● **Direction**
Without the pictures, return all of the material exactly as written.

● **Data provided**
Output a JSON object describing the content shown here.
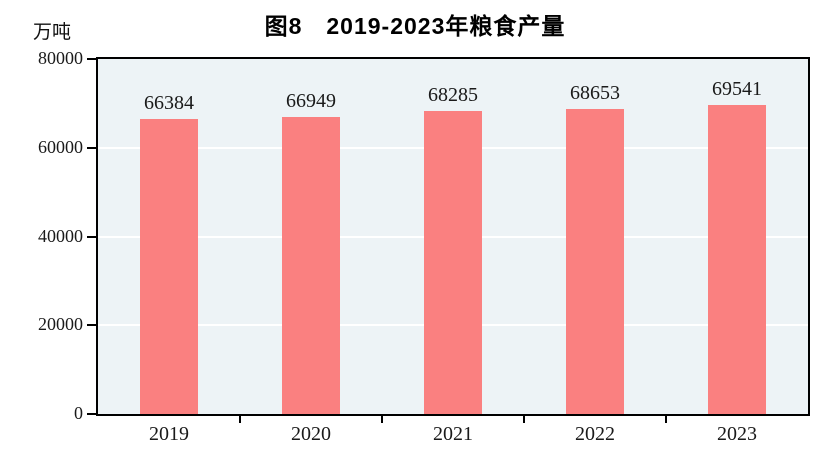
{
  "title": "图8　2019-2023年粮食产量",
  "y_axis_unit": "万吨",
  "chart_data": {
    "type": "bar",
    "title": "图8　2019-2023年粮食产量",
    "categories": [
      "2019",
      "2020",
      "2021",
      "2022",
      "2023"
    ],
    "values": [
      66384,
      66949,
      68285,
      68653,
      69541
    ],
    "xlabel": "",
    "ylabel": "万吨",
    "ylim": [
      0,
      80000
    ],
    "yticks": [
      0,
      20000,
      40000,
      60000,
      80000
    ],
    "grid": "horizontal-white-at-yticks",
    "legend_position": "none",
    "data_labels_shown": true,
    "colors": {
      "bar_fill": "#fa8080",
      "plot_background": "#edf3f6",
      "gridline": "#ffffff",
      "axis_border": "#000000",
      "text": "#1a1a1a"
    }
  }
}
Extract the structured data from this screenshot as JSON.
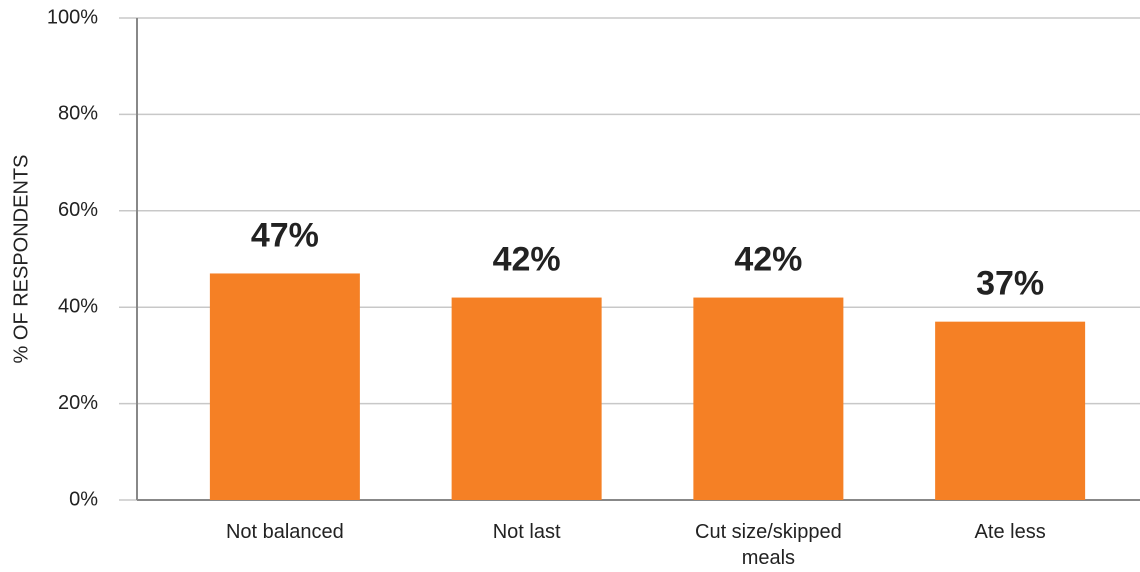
{
  "chart_data": {
    "type": "bar",
    "y_label": "% OF RESPONDENTS",
    "categories": [
      "Not balanced",
      "Not last",
      "Cut size/skipped meals",
      "Ate less"
    ],
    "values": [
      47,
      42,
      42,
      37
    ],
    "value_labels": [
      "47%",
      "42%",
      "42%",
      "37%"
    ],
    "color": "#f58025",
    "ylim": [
      0,
      100
    ],
    "yticks": [
      {
        "value": 0,
        "label": "0%"
      },
      {
        "value": 20,
        "label": "20%"
      },
      {
        "value": 40,
        "label": "40%"
      },
      {
        "value": 60,
        "label": "60%"
      },
      {
        "value": 80,
        "label": "80%"
      },
      {
        "value": 100,
        "label": "100%"
      }
    ],
    "grid": true
  }
}
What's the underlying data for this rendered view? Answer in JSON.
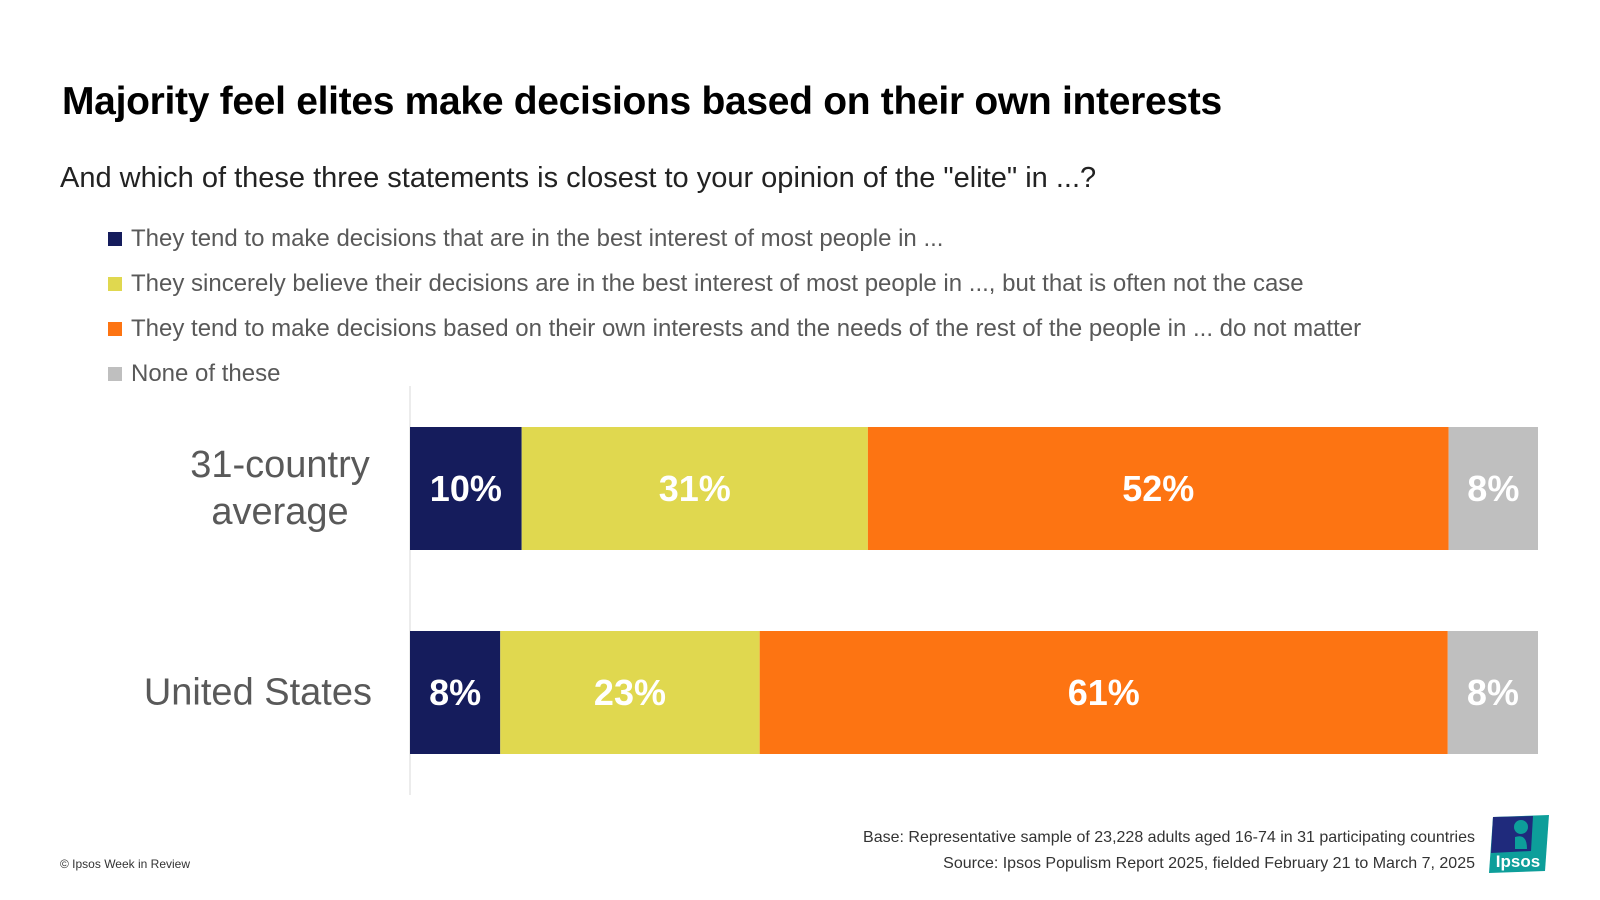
{
  "header": {
    "title": "Majority feel elites make decisions based on their own interests",
    "subtitle": "And which of these three statements is closest to your opinion of the \"elite\" in ...?"
  },
  "legend": [
    {
      "label": "They tend to make decisions that are in the best interest of most people in ...",
      "color": "#151c5c"
    },
    {
      "label": "They sincerely believe their decisions are in the best interest of most people in ..., but that is often not the case",
      "color": "#e0d84f"
    },
    {
      "label": "They tend to make decisions based on their own interests and the needs of the rest of the people in ... do not matter",
      "color": "#fd7412"
    },
    {
      "label": "None of these",
      "color": "#bfbfbf"
    }
  ],
  "chart_data": {
    "type": "bar",
    "orientation": "horizontal",
    "stacked": true,
    "categories": [
      "31-country average",
      "United States"
    ],
    "series": [
      {
        "name": "They tend to make decisions that are in the best interest of most people in ...",
        "values": [
          10,
          8
        ],
        "color": "#151c5c"
      },
      {
        "name": "They sincerely believe their decisions are in the best interest of most people in ..., but that is often not the case",
        "values": [
          31,
          23
        ],
        "color": "#e0d84f"
      },
      {
        "name": "They tend to make decisions based on their own interests and the needs of the rest of the people in ... do not matter",
        "values": [
          52,
          61
        ],
        "color": "#fd7412"
      },
      {
        "name": "None of these",
        "values": [
          8,
          8
        ],
        "color": "#bfbfbf"
      }
    ],
    "data_labels": [
      [
        "10%",
        "31%",
        "52%",
        "8%"
      ],
      [
        "8%",
        "23%",
        "61%",
        "8%"
      ]
    ],
    "value_suffix": "%",
    "title": "",
    "xlabel": "",
    "ylabel": "",
    "legend_position": "top"
  },
  "footer": {
    "copyright": "© Ipsos Week in Review",
    "base": "Base: Representative sample of 23,228 adults aged 16-74 in 31 participating countries",
    "source": "Source: Ipsos Populism Report 2025, fielded February 21 to March 7, 2025",
    "logo_text": "Ipsos"
  }
}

● **Reply**
Output a JSON object describing the content shown here.
{
  "title": "图8　2019-2023年粮食产量",
  "y_axis_unit": "万吨",
  "chart_data": {
    "type": "bar",
    "title": "图8　2019-2023年粮食产量",
    "categories": [
      "2019",
      "2020",
      "2021",
      "2022",
      "2023"
    ],
    "values": [
      66384,
      66949,
      68285,
      68653,
      69541
    ],
    "xlabel": "",
    "ylabel": "万吨",
    "ylim": [
      0,
      80000
    ],
    "yticks": [
      0,
      20000,
      40000,
      60000,
      80000
    ],
    "grid": "horizontal-white-at-yticks",
    "legend_position": "none",
    "data_labels_shown": true,
    "colors": {
      "bar_fill": "#fa8080",
      "plot_background": "#edf3f6",
      "gridline": "#ffffff",
      "axis_border": "#000000",
      "text": "#1a1a1a"
    }
  }
}
Extract the structured data from this screenshot as JSON.
{
  "chart_data": {
    "type": "bar",
    "y_label": "% OF RESPONDENTS",
    "categories": [
      "Not balanced",
      "Not last",
      "Cut size/skipped meals",
      "Ate less"
    ],
    "values": [
      47,
      42,
      42,
      37
    ],
    "value_labels": [
      "47%",
      "42%",
      "42%",
      "37%"
    ],
    "color": "#f58025",
    "ylim": [
      0,
      100
    ],
    "yticks": [
      {
        "value": 0,
        "label": "0%"
      },
      {
        "value": 20,
        "label": "20%"
      },
      {
        "value": 40,
        "label": "40%"
      },
      {
        "value": 60,
        "label": "60%"
      },
      {
        "value": 80,
        "label": "80%"
      },
      {
        "value": 100,
        "label": "100%"
      }
    ],
    "grid": true
  }
}
What's the underlying data for this rendered view? Answer in JSON.
{
  "header": {
    "title": "Majority feel elites make decisions based on their own interests",
    "subtitle": "And which of these three statements is closest to your opinion of the \"elite\" in ...?"
  },
  "legend": [
    {
      "label": "They tend to make decisions that are in the best interest of most people in ...",
      "color": "#151c5c"
    },
    {
      "label": "They sincerely believe their decisions are in the best interest of most people in ..., but that is often not the case",
      "color": "#e0d84f"
    },
    {
      "label": "They tend to make decisions based on their own interests and the needs of the rest of the people in ... do not matter",
      "color": "#fd7412"
    },
    {
      "label": "None of these",
      "color": "#bfbfbf"
    }
  ],
  "chart_data": {
    "type": "bar",
    "orientation": "horizontal",
    "stacked": true,
    "categories": [
      "31-country average",
      "United States"
    ],
    "series": [
      {
        "name": "They tend to make decisions that are in the best interest of most people in ...",
        "values": [
          10,
          8
        ],
        "color": "#151c5c"
      },
      {
        "name": "They sincerely believe their decisions are in the best interest of most people in ..., but that is often not the case",
        "values": [
          31,
          23
        ],
        "color": "#e0d84f"
      },
      {
        "name": "They tend to make decisions based on their own interests and the needs of the rest of the people in ... do not matter",
        "values": [
          52,
          61
        ],
        "color": "#fd7412"
      },
      {
        "name": "None of these",
        "values": [
          8,
          8
        ],
        "color": "#bfbfbf"
      }
    ],
    "data_labels": [
      [
        "10%",
        "31%",
        "52%",
        "8%"
      ],
      [
        "8%",
        "23%",
        "61%",
        "8%"
      ]
    ],
    "value_suffix": "%",
    "title": "",
    "xlabel": "",
    "ylabel": "",
    "legend_position": "top"
  },
  "footer": {
    "copyright": "© Ipsos Week in Review",
    "base": "Base: Representative sample of 23,228 adults aged 16-74 in 31 participating countries",
    "source": "Source: Ipsos Populism Report 2025, fielded February 21 to March 7, 2025",
    "logo_text": "Ipsos"
  }
}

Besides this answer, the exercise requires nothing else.